* START DATA EXTRACT *

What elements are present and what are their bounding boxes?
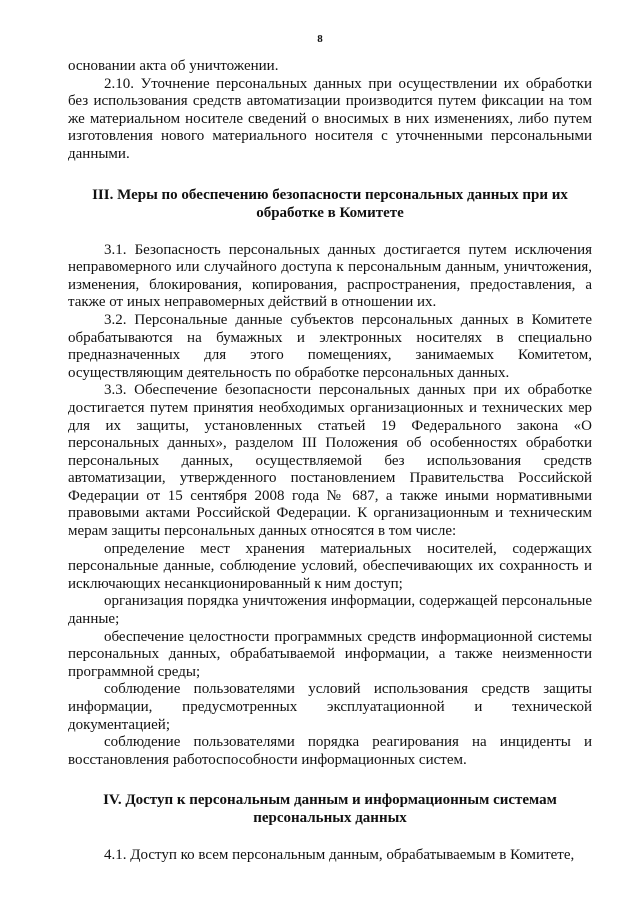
section-3-heading (68, 186, 592, 222)
paragraph-3-2: 3.2. Персональные данные субъектов персональных данных в Комитете обрабатываются на бумажных и электронных носителях в специально предназначенных для этого помещениях, занимаемых Комитетом, осуществляющим деятельность по обработке персональных данных. (68, 311, 592, 381)
spacer (68, 827, 592, 847)
section-4-heading-line-2: персональных данных (253, 810, 407, 827)
paragraph-continuation: основании акта об уничтожении. (68, 58, 279, 74)
section-3-heading-line-2: обработке в Комитете (256, 204, 404, 221)
measure-item-destruction: организация порядка уничтожения информации, содержащей персональные данные; (68, 593, 592, 628)
measure-item-integrity: обеспечение целостности программных средств информационной системы персональных данных, обрабатываемой информации, а также неизменности программной среды; (68, 628, 592, 680)
measure-item-protection-tools: соблюдение пользователями условий использования средств защиты информации, предусмотренных эксплуатационной и технической документацией; (68, 681, 592, 733)
document-body (68, 58, 592, 865)
measure-item-incident-response: соблюдение пользователями порядка реагирования на инциденты и восстановления работоспособности информационных систем. (68, 734, 592, 768)
spacer (68, 222, 592, 242)
page-number: 8 (317, 33, 323, 45)
spacer (68, 769, 592, 791)
spacer (68, 164, 592, 186)
section-3-heading-line-1: III. Меры по обеспечению безопасности персональных данных при их (92, 186, 568, 203)
section-4-heading-line-1: IV. Доступ к персональным данным и информационным системам (103, 792, 557, 809)
section-4-heading (68, 791, 592, 827)
paragraph-4-1: 4.1. Доступ ко всем персональным данным, обрабатываемым в Комитете, (104, 847, 575, 864)
paragraph-3-1: 3.1. Безопасность персональных данных достигается путем исключения неправомерного или случайного доступа к персональным данным, уничтожения, изменения, блокирования, копирования, распространения, предоставления, а также от иных неправомерных действий в отношении их. (68, 241, 592, 311)
paragraph-3-3: 3.3. Обеспечение безопасности персональных данных при их обработке достигается путем принятия необходимых организационных и технических мер для их защиты, установленных статьей 19 Федерального закона «О персональных данных», разделом III Положения об особенностях обработки персональных данных, осуществляемой без использования средств автоматизации, утвержденного постановлением Правительства Российской Федерации от 15 сентября 2008 года № 687, а также иными нормативными правовыми актами Российской Федерации. К организационным и техническим мерам защиты персональных данных относятся в том числе: (68, 382, 592, 540)
paragraph-2-10: 2.10. Уточнение персональных данных при осуществлении их обработки без использования средств автоматизации производится путем фиксации на том же материальном носителе сведений о вносимых в них изменениях, либо путем изготовления нового материального носителя с уточненными персональными данными. (68, 75, 592, 162)
measure-item-storage: определение мест хранения материальных носителей, содержащих персональные данные, соблюдение условий, обеспечивающих их сохранность и исключающих несанкционированный к ним доступ; (68, 540, 592, 592)
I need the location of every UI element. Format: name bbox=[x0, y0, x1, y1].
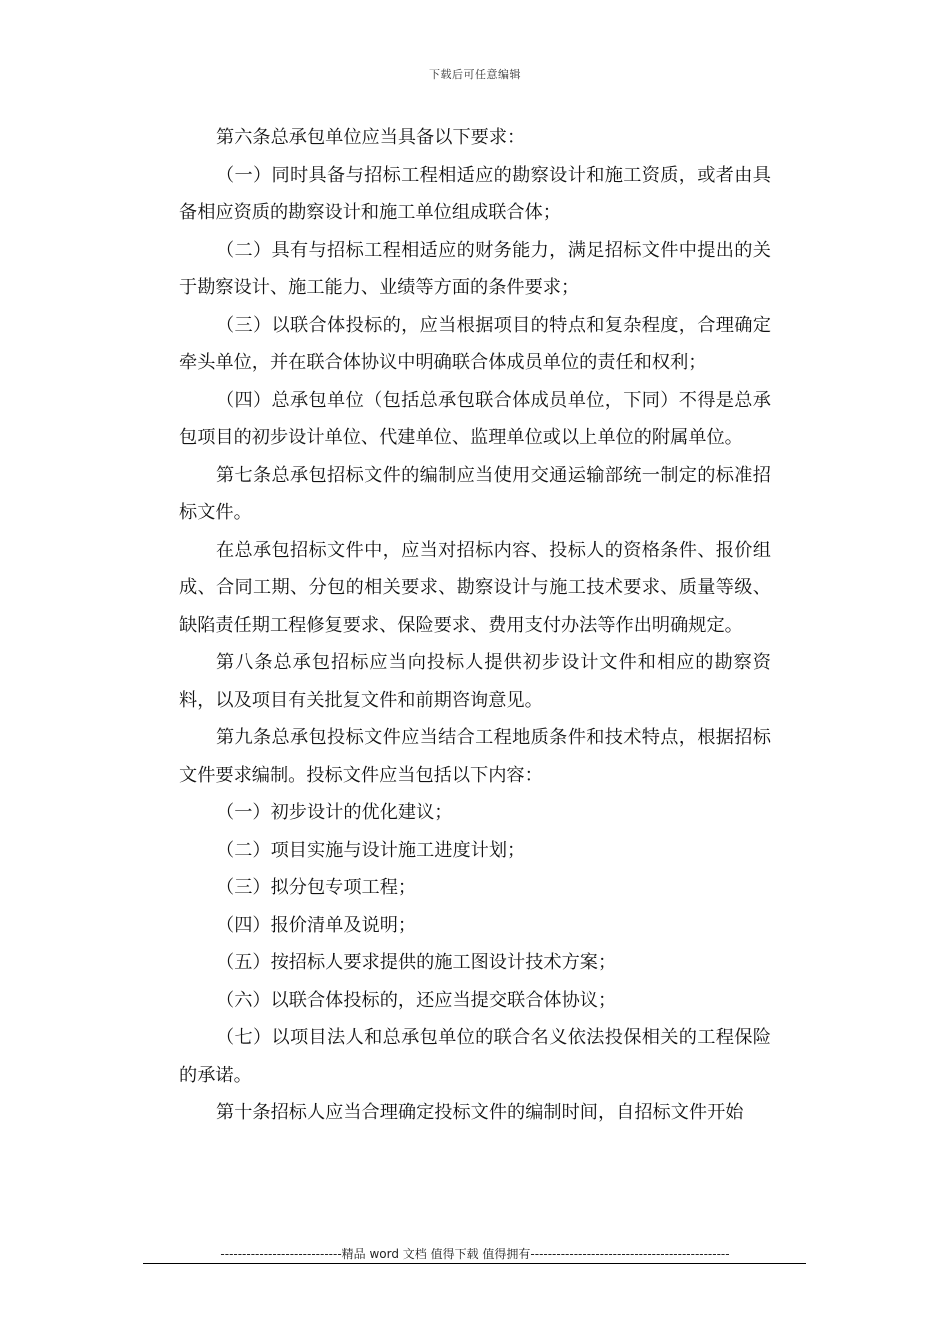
paragraph: 第七条总承包招标文件的编制应当使用交通运输部统一制定的标准招标文件。 bbox=[179, 464, 771, 523]
paragraph: 第九条总承包投标文件应当结合工程地质条件和技术特点，根据招标文件要求编制。投标文件应当包括以下内容： bbox=[179, 727, 771, 786]
paragraph: 第十条招标人应当合理确定投标文件的编制时间，自招标文件开始 bbox=[216, 1102, 744, 1123]
paragraph: 在总承包招标文件中，应当对招标内容、投标人的资格条件、报价组成、合同工期、分包的相关要求、勘察设计与施工技术要求、质量等级、缺陷责任期工程修复要求、保险要求、费用支付办法等作出明确规定。 bbox=[179, 539, 771, 636]
page-header: 下载后可任意编辑 bbox=[429, 68, 521, 81]
paragraph: （四）报价清单及说明； bbox=[216, 914, 417, 936]
paragraph: （三）以联合体投标的，应当根据项目的特点和复杂程度，合理确定牵头单位，并在联合体协议中明确联合体成员单位的责任和权利； bbox=[179, 314, 771, 373]
paragraph: （四）总承包单位（包括总承包联合体成员单位，下同）不得是总承包项目的初步设计单位、代建单位、监理单位或以上单位的附属单位。 bbox=[179, 389, 771, 448]
paragraph: 第六条总承包单位应当具备以下要求： bbox=[216, 127, 526, 148]
document-body bbox=[179, 119, 771, 1132]
paragraph: （六）以联合体投标的，还应当提交联合体协议； bbox=[216, 989, 617, 1011]
footer-divider bbox=[143, 1263, 806, 1264]
paragraph: （二）项目实施与设计施工进度计划； bbox=[216, 839, 526, 861]
paragraph: 第八条总承包招标应当向投标人提供初步设计文件和相应的勘察资料，以及项目有关批复文件和前期咨询意见。 bbox=[179, 652, 771, 711]
paragraph: （一）同时具备与招标工程相适应的勘察设计和施工资质，或者由具备相应资质的勘察设计和施工单位组成联合体； bbox=[179, 164, 771, 223]
paragraph: （三）拟分包专项工程； bbox=[216, 877, 417, 898]
page-footer: ----------------------------精品 word 文档 值得下载 值得拥有---------------------------------------------- bbox=[220, 1247, 730, 1261]
paragraph: （一）初步设计的优化建议； bbox=[216, 802, 453, 823]
paragraph: （七）以项目法人和总承包单位的联合名义依法投保相关的工程保险的承诺。 bbox=[179, 1027, 771, 1086]
paragraph: （二）具有与招标工程相适应的财务能力，满足招标文件中提出的关于勘察设计、施工能力、业绩等方面的条件要求； bbox=[179, 239, 771, 298]
paragraph: （五）按招标人要求提供的施工图设计技术方案； bbox=[216, 952, 617, 973]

* END DATA EXTRACT *

GOAL:
Write out every line of the records above exactly as it appears, omitting the pictures.

EXERCISE OUTPUT:
What elements are present and what are their bounding boxes?
section-3-heading (68, 186, 592, 222)
paragraph-3-2: 3.2. Персональные данные субъектов персональных данных в Комитете обрабатываются на бумажных и электронных носителях в специально предназначенных для этого помещениях, занимаемых Комитетом, осуществляющим деятельность по обработке персональных данных. (68, 311, 592, 381)
spacer (68, 827, 592, 847)
section-4-heading-line-2: персональных данных (253, 810, 407, 827)
paragraph-continuation: основании акта об уничтожении. (68, 58, 279, 74)
section-3-heading-line-2: обработке в Комитете (256, 204, 404, 221)
measure-item-destruction: организация порядка уничтожения информации, содержащей персональные данные; (68, 593, 592, 628)
measure-item-integrity: обеспечение целостности программных средств информационной системы персональных данных, обрабатываемой информации, а также неизменности программной среды; (68, 628, 592, 680)
measure-item-protection-tools: соблюдение пользователями условий использования средств защиты информации, предусмотренных эксплуатационной и технической документацией; (68, 681, 592, 733)
document-body (68, 58, 592, 865)
measure-item-incident-response: соблюдение пользователями порядка реагирования на инциденты и восстановления работоспособности информационных систем. (68, 734, 592, 768)
spacer (68, 222, 592, 242)
page-number: 8 (317, 33, 323, 45)
spacer (68, 769, 592, 791)
spacer (68, 164, 592, 186)
section-3-heading-line-1: III. Меры по обеспечению безопасности персональных данных при их (92, 186, 568, 203)
section-4-heading-line-1: IV. Доступ к персональным данным и информационным системам (103, 792, 557, 809)
section-4-heading (68, 791, 592, 827)
paragraph-4-1: 4.1. Доступ ко всем персональным данным, обрабатываемым в Комитете, (104, 847, 575, 864)
paragraph-3-1: 3.1. Безопасность персональных данных достигается путем исключения неправомерного или случайного доступа к персональным данным, уничтожения, изменения, блокирования, копирования, распространения, предоставления, а также от иных неправомерных действий в отношении их. (68, 241, 592, 311)
paragraph-3-3: 3.3. Обеспечение безопасности персональных данных при их обработке достигается путем принятия необходимых организационных и технических мер для их защиты, установленных статьей 19 Федерального закона «О персональных данных», разделом III Положения об особенностях обработки персональных данных, осуществляемой без использования средств автоматизации, утвержденного постановлением Правительства Российской Федерации от 15 сентября 2008 года № 687, а также иными нормативными правовыми актами Российской Федерации. К организационным и техническим мерам защиты персональных данных относятся в том числе: (68, 382, 592, 540)
paragraph-2-10: 2.10. Уточнение персональных данных при осуществлении их обработки без использования средств автоматизации производится путем фиксации на том же материальном носителе сведений о вносимых в них изменениях, либо путем изготовления нового материального носителя с уточненными персональными данными. (68, 75, 592, 162)
measure-item-storage: определение мест хранения материальных носителей, содержащих персональные данные, соблюдение условий, обеспечивающих их сохранность и исключающих несанкционированный к ним доступ; (68, 540, 592, 592)
I need the location of every UI element. Format: name bbox=[x0, y0, x1, y1].
paragraph: 第七条总承包招标文件的编制应当使用交通运输部统一制定的标准招标文件。 bbox=[179, 464, 771, 523]
paragraph: 第九条总承包投标文件应当结合工程地质条件和技术特点，根据招标文件要求编制。投标文件应当包括以下内容： bbox=[179, 727, 771, 786]
paragraph: 第十条招标人应当合理确定投标文件的编制时间，自招标文件开始 bbox=[216, 1102, 744, 1123]
paragraph: 在总承包招标文件中，应当对招标内容、投标人的资格条件、报价组成、合同工期、分包的相关要求、勘察设计与施工技术要求、质量等级、缺陷责任期工程修复要求、保险要求、费用支付办法等作出明确规定。 bbox=[179, 539, 771, 636]
page-header: 下载后可任意编辑 bbox=[429, 68, 521, 81]
paragraph: （四）报价清单及说明； bbox=[216, 914, 417, 936]
paragraph: （三）以联合体投标的，应当根据项目的特点和复杂程度，合理确定牵头单位，并在联合体协议中明确联合体成员单位的责任和权利； bbox=[179, 314, 771, 373]
paragraph: （四）总承包单位（包括总承包联合体成员单位，下同）不得是总承包项目的初步设计单位、代建单位、监理单位或以上单位的附属单位。 bbox=[179, 389, 771, 448]
paragraph: 第六条总承包单位应当具备以下要求： bbox=[216, 127, 526, 148]
document-body bbox=[179, 119, 771, 1132]
paragraph: （六）以联合体投标的，还应当提交联合体协议； bbox=[216, 989, 617, 1011]
footer-divider bbox=[143, 1263, 806, 1264]
paragraph: （二）项目实施与设计施工进度计划； bbox=[216, 839, 526, 861]
paragraph: 第八条总承包招标应当向投标人提供初步设计文件和相应的勘察资料，以及项目有关批复文件和前期咨询意见。 bbox=[179, 652, 771, 711]
paragraph: （一）同时具备与招标工程相适应的勘察设计和施工资质，或者由具备相应资质的勘察设计和施工单位组成联合体； bbox=[179, 164, 771, 223]
paragraph: （三）拟分包专项工程； bbox=[216, 877, 417, 898]
page-footer: ----------------------------精品 word 文档 值得下载 值得拥有---------------------------------------------- bbox=[220, 1247, 730, 1261]
paragraph: （一）初步设计的优化建议； bbox=[216, 802, 453, 823]
paragraph: （七）以项目法人和总承包单位的联合名义依法投保相关的工程保险的承诺。 bbox=[179, 1027, 771, 1086]
paragraph: （二）具有与招标工程相适应的财务能力，满足招标文件中提出的关于勘察设计、施工能力、业绩等方面的条件要求； bbox=[179, 239, 771, 298]
paragraph: （五）按招标人要求提供的施工图设计技术方案； bbox=[216, 952, 617, 973]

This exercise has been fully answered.